GIVEN EXERCISE. Find the lines holding the word "бюджетов" and collect them.

DATA SECTION.
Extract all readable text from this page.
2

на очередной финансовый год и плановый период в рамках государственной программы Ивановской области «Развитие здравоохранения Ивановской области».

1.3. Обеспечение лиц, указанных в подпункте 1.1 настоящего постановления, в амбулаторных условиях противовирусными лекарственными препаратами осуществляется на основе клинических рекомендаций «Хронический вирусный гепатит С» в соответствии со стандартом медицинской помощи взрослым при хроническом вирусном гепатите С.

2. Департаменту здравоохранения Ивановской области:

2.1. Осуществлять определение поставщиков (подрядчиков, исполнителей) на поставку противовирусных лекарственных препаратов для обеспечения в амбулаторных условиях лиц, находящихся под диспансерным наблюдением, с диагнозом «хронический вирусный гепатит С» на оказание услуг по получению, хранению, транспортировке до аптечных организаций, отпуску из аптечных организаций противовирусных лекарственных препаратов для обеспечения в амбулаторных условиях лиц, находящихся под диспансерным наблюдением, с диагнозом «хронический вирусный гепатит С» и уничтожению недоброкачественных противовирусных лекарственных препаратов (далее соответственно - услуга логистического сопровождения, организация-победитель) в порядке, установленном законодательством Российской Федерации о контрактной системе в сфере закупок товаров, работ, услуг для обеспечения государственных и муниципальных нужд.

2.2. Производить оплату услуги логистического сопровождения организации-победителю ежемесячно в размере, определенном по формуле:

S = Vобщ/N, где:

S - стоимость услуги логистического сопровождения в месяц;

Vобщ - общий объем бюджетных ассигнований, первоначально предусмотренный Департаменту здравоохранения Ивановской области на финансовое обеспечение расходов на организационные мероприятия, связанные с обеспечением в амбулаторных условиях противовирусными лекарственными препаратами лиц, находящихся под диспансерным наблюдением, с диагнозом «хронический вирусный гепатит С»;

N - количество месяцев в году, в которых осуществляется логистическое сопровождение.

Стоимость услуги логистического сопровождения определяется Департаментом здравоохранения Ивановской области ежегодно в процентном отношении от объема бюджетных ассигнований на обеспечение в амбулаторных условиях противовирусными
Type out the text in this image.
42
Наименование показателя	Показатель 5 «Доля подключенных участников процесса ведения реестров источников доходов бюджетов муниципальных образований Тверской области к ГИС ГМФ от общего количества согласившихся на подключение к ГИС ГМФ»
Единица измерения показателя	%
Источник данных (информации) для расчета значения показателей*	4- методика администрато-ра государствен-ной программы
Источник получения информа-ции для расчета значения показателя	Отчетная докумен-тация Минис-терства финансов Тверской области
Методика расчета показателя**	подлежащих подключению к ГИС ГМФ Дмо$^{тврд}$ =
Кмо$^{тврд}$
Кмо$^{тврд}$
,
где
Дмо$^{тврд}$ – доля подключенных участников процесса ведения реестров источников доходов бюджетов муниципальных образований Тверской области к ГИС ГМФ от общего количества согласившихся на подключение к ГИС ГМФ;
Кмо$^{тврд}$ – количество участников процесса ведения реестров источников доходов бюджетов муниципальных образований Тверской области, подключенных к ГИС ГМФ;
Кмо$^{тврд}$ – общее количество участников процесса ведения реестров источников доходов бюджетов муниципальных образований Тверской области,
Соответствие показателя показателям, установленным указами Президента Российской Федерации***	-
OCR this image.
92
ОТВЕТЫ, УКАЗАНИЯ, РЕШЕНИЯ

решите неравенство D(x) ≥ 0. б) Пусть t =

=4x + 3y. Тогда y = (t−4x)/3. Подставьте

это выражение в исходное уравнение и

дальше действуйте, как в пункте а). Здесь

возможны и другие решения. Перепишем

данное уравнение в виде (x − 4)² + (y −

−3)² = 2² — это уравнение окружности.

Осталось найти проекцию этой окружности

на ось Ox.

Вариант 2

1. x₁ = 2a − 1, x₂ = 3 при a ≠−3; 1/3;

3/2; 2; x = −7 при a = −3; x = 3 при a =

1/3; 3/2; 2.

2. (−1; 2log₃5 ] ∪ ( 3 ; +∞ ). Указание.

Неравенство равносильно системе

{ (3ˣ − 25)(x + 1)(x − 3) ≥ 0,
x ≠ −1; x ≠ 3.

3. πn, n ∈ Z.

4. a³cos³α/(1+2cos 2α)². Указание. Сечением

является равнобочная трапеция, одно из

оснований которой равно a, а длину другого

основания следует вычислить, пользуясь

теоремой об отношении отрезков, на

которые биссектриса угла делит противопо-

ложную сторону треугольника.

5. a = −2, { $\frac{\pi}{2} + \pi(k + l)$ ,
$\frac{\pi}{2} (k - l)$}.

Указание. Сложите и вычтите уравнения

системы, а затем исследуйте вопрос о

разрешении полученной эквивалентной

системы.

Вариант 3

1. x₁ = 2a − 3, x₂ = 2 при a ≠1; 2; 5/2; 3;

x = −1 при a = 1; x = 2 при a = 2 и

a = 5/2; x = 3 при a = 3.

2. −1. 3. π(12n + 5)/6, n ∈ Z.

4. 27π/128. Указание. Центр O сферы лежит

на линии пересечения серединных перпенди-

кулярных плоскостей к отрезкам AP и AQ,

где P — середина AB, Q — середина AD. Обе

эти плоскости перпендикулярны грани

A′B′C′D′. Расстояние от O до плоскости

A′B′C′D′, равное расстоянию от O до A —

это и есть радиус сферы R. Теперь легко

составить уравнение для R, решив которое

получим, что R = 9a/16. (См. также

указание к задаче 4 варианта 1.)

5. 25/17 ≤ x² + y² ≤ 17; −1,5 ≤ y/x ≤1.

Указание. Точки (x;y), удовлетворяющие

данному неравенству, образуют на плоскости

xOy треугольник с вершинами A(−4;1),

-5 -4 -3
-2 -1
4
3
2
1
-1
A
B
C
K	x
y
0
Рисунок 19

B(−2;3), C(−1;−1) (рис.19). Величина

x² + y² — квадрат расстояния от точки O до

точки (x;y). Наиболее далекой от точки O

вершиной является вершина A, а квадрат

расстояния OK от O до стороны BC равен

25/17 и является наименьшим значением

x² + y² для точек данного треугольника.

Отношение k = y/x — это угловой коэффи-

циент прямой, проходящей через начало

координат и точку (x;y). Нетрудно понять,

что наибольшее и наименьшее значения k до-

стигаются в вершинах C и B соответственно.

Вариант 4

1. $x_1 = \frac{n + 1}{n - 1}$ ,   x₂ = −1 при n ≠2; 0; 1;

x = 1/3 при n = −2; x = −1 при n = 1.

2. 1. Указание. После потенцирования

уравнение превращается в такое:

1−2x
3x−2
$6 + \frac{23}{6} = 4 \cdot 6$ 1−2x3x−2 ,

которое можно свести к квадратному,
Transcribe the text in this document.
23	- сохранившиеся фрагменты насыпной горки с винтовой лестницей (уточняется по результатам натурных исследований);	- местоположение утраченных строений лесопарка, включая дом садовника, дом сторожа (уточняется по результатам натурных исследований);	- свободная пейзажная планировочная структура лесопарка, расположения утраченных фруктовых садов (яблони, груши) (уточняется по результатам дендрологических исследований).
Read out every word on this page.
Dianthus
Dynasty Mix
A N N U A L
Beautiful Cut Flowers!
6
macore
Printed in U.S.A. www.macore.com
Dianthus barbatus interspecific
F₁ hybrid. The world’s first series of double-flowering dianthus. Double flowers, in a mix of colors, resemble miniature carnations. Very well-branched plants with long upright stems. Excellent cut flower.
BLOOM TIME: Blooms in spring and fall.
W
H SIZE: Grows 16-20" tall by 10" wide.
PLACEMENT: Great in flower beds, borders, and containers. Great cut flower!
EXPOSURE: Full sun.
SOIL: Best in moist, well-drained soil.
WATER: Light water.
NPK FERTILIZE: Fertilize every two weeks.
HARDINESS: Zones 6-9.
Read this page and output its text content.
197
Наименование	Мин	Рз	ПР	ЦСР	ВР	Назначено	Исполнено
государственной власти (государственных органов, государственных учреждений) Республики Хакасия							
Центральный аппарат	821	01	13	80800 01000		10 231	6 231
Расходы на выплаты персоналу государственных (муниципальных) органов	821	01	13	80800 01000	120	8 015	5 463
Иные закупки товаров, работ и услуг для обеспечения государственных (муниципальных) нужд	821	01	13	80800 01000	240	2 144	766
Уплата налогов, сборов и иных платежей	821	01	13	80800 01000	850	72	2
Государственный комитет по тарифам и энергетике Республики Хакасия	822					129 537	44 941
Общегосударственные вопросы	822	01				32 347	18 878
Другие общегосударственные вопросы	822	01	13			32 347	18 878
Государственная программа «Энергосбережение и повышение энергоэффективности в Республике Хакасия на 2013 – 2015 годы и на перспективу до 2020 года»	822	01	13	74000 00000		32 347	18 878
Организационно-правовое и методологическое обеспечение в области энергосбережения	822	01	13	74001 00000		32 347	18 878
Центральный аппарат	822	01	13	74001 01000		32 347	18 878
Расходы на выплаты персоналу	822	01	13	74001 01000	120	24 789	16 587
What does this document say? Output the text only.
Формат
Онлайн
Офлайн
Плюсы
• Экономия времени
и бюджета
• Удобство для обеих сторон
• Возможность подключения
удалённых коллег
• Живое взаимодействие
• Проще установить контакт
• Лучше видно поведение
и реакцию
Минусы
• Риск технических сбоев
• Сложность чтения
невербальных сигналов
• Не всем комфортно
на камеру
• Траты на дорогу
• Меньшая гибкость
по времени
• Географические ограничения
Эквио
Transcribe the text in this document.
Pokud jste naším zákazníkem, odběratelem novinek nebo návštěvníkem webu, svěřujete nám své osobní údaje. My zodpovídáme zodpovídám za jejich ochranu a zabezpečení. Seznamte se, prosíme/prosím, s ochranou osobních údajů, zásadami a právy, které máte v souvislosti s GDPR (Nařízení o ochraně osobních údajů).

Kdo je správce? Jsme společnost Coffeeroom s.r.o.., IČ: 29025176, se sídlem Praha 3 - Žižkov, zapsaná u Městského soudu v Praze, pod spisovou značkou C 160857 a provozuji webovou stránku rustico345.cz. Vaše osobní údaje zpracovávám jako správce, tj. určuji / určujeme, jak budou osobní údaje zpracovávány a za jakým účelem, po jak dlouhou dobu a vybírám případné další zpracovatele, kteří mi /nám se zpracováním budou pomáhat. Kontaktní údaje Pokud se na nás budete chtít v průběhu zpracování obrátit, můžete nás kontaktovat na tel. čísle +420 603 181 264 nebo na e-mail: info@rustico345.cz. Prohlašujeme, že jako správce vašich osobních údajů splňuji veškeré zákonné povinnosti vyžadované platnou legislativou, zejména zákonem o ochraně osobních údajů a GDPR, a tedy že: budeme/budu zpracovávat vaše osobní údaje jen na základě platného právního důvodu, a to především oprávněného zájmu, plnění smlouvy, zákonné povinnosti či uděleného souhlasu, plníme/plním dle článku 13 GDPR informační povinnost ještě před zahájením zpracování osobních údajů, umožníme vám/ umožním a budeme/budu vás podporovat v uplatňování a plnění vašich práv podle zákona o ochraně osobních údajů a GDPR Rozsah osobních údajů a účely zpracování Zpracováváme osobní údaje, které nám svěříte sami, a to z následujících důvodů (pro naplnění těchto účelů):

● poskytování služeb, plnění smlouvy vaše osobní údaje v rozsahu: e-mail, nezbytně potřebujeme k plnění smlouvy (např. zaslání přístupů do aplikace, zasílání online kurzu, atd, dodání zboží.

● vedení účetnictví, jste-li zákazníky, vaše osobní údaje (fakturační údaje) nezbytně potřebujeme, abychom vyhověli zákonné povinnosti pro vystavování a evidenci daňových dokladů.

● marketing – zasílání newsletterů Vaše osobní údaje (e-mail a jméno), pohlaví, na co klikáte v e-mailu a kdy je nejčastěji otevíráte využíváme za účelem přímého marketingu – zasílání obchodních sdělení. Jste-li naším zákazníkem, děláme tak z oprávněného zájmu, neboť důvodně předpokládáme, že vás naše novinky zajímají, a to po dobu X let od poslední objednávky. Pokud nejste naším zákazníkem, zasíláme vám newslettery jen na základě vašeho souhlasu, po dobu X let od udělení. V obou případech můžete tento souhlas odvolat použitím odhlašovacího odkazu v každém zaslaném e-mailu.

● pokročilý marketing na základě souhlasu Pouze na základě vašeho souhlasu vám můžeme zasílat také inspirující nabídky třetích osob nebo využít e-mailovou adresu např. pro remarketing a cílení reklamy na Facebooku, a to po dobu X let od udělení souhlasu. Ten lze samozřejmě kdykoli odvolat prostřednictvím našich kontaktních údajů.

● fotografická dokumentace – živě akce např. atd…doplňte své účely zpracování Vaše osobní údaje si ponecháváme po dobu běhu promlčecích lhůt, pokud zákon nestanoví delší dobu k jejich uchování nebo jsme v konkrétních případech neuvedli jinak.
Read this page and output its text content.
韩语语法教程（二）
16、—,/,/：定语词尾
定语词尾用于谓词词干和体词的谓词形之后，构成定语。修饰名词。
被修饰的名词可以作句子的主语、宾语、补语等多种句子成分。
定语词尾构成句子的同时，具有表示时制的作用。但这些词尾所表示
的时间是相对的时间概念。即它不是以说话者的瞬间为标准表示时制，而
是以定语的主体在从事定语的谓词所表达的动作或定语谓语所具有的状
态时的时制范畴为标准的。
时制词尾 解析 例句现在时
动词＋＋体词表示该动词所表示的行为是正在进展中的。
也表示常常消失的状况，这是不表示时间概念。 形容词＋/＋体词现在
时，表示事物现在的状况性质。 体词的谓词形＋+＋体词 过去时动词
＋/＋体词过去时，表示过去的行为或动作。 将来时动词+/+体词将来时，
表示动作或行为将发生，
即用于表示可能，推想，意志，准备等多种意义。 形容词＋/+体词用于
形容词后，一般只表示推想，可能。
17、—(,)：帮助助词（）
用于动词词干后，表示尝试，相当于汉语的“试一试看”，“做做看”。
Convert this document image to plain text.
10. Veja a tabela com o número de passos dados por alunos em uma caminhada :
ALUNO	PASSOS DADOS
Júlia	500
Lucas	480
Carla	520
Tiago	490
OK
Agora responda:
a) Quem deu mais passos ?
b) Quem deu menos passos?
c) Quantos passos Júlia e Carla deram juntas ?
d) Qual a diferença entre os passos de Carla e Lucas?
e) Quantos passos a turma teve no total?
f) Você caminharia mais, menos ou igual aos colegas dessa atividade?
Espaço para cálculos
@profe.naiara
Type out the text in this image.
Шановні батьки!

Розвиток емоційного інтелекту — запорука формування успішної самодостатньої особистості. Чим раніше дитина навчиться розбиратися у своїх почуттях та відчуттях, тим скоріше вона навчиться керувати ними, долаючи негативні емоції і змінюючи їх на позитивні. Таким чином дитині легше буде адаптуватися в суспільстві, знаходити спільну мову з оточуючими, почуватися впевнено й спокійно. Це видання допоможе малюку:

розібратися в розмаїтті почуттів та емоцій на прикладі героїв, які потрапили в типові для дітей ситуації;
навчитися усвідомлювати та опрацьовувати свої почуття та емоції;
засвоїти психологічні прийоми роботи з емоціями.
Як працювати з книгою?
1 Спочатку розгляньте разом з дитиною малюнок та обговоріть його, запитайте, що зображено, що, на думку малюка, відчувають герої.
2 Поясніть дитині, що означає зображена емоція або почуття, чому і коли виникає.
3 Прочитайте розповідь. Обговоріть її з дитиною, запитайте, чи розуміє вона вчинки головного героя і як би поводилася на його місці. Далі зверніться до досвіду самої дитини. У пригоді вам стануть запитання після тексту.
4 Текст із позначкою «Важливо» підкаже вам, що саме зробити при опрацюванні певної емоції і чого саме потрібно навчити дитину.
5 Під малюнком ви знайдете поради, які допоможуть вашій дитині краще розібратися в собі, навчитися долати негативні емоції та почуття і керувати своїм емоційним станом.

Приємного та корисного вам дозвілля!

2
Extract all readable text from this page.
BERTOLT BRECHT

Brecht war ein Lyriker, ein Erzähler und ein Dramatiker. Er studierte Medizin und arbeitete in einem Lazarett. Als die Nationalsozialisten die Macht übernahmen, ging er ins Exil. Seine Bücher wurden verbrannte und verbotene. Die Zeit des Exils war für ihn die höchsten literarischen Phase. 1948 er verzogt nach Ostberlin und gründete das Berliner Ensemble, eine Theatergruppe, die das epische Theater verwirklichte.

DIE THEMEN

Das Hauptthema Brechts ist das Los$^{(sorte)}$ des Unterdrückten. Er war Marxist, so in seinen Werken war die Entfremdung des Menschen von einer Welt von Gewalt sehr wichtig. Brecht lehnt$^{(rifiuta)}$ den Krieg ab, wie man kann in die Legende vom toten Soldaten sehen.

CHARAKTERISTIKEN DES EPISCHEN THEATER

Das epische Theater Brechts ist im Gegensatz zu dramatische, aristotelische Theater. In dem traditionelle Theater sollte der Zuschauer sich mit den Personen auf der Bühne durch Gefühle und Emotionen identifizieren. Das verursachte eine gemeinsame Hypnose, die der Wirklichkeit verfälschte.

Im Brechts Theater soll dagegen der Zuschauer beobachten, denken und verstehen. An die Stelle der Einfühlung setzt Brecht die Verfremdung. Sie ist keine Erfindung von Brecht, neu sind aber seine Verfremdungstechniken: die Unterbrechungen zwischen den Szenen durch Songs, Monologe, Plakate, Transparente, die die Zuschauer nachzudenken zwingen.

COMPLETE RESPONSE.
Наименование показателя	Показатель 5 «Доля подключенных участников процесса ведения реестров источников доходов бюджетов муниципальных образований Тверской области к ГИС ГМФ от общего количества согласившихся на подключение к ГИС ГМФ»
Дмо$^{тврд}$ – доля подключенных участников процесса ведения реестров источников доходов бюджетов муниципальных образований Тверской области к ГИС ГМФ от общего количества согласившихся на подключение к ГИС ГМФ;
Кмо$^{тврд}$ – количество участников процесса ведения реестров источников доходов бюджетов муниципальных образований Тверской области, подключенных к ГИС ГМФ;
Кмо$^{тврд}$ – общее количество участников процесса ведения реестров источников доходов бюджетов муниципальных образований Тверской области,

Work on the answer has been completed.